▸ Stored rows
====

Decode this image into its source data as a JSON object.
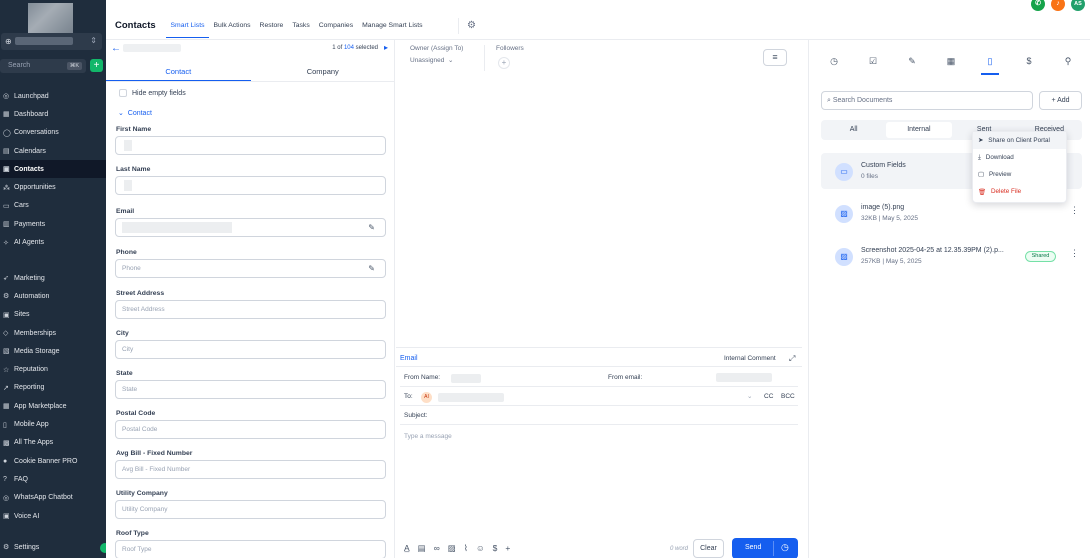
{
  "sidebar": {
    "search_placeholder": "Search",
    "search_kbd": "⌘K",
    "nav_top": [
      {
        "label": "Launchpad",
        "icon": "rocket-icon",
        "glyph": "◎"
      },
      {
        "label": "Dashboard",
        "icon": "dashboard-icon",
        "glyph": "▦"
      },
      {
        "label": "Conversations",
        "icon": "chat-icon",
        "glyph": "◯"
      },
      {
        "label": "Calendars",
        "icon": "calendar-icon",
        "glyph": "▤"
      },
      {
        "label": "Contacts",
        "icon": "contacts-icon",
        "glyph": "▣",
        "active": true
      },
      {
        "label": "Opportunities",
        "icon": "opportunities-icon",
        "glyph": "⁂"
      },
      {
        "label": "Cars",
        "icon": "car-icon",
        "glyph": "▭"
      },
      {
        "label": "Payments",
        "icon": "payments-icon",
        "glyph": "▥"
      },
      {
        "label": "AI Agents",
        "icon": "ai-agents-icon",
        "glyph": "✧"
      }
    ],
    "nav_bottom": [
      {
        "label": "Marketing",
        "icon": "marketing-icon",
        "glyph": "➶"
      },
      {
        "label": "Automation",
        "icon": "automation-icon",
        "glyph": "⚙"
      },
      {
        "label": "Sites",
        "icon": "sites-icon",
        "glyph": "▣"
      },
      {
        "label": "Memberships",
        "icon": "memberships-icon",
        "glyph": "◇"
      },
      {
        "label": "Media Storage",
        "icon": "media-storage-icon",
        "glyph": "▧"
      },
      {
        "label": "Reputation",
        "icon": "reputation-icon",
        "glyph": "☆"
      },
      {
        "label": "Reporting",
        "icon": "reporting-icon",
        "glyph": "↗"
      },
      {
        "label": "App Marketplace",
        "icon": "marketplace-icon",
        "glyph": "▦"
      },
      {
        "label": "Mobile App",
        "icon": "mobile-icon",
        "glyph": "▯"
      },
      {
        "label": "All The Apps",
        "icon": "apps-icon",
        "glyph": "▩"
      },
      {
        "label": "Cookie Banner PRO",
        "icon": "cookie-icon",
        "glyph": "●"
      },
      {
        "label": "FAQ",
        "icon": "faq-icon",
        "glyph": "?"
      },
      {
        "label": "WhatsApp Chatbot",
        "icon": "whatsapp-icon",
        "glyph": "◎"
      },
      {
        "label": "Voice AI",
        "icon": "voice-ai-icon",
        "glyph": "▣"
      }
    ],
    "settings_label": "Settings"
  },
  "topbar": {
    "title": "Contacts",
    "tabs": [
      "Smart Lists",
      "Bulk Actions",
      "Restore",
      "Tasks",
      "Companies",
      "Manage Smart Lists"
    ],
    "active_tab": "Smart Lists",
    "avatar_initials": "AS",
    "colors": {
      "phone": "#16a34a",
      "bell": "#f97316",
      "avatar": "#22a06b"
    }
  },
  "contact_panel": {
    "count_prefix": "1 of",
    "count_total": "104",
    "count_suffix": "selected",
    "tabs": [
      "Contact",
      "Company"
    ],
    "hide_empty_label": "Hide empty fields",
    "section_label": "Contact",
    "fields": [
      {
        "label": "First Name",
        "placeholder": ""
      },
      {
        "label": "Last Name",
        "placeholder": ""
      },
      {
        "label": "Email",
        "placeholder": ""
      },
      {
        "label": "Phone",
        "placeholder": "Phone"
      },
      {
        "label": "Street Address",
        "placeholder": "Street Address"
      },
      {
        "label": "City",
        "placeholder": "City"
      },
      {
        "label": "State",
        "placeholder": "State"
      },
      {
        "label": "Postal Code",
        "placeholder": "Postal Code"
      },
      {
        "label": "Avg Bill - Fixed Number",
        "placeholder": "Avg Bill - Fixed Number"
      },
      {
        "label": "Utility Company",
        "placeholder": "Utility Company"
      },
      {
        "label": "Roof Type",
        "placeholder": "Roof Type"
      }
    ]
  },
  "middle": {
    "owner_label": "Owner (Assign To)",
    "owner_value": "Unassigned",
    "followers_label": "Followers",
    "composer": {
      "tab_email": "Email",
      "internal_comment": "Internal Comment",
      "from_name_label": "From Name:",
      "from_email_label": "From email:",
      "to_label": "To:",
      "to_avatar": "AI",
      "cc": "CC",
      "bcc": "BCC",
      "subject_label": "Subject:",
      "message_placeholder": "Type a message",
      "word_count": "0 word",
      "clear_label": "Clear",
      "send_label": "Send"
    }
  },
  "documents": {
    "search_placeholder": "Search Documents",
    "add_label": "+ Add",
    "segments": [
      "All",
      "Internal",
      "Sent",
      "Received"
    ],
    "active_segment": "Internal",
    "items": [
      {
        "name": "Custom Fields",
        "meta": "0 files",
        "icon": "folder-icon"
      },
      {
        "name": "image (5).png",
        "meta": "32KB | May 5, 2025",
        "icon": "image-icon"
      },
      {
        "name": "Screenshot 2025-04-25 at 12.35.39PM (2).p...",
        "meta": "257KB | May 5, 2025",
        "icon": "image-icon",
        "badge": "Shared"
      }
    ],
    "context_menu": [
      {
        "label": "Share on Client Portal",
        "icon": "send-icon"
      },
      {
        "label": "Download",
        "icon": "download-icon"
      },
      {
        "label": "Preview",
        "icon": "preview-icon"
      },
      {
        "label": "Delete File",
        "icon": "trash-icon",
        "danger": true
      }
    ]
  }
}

====

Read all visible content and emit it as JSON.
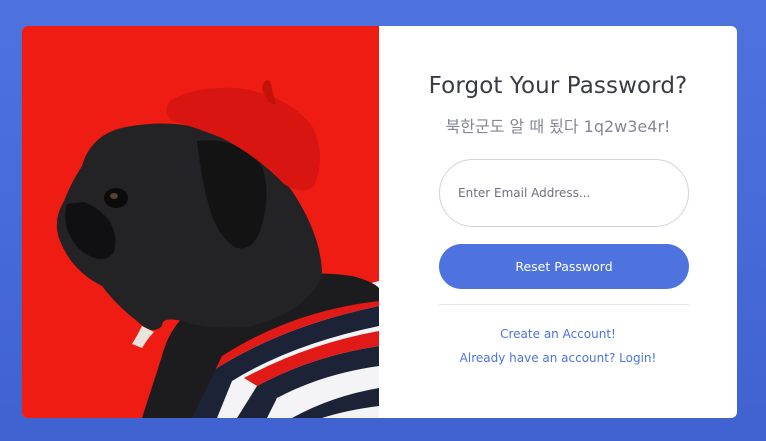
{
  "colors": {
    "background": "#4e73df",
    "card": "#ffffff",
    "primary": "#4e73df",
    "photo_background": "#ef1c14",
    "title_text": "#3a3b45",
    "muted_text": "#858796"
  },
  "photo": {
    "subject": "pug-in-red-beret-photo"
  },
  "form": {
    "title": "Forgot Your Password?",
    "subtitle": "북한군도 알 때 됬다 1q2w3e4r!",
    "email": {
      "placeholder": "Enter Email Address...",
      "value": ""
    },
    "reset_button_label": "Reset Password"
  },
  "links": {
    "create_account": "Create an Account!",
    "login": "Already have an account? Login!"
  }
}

====

▸ Task requirements
Report how many lines in the entries hold the string "JSON". Nothing but the number is wanted.

▸ Reply to the exercise
2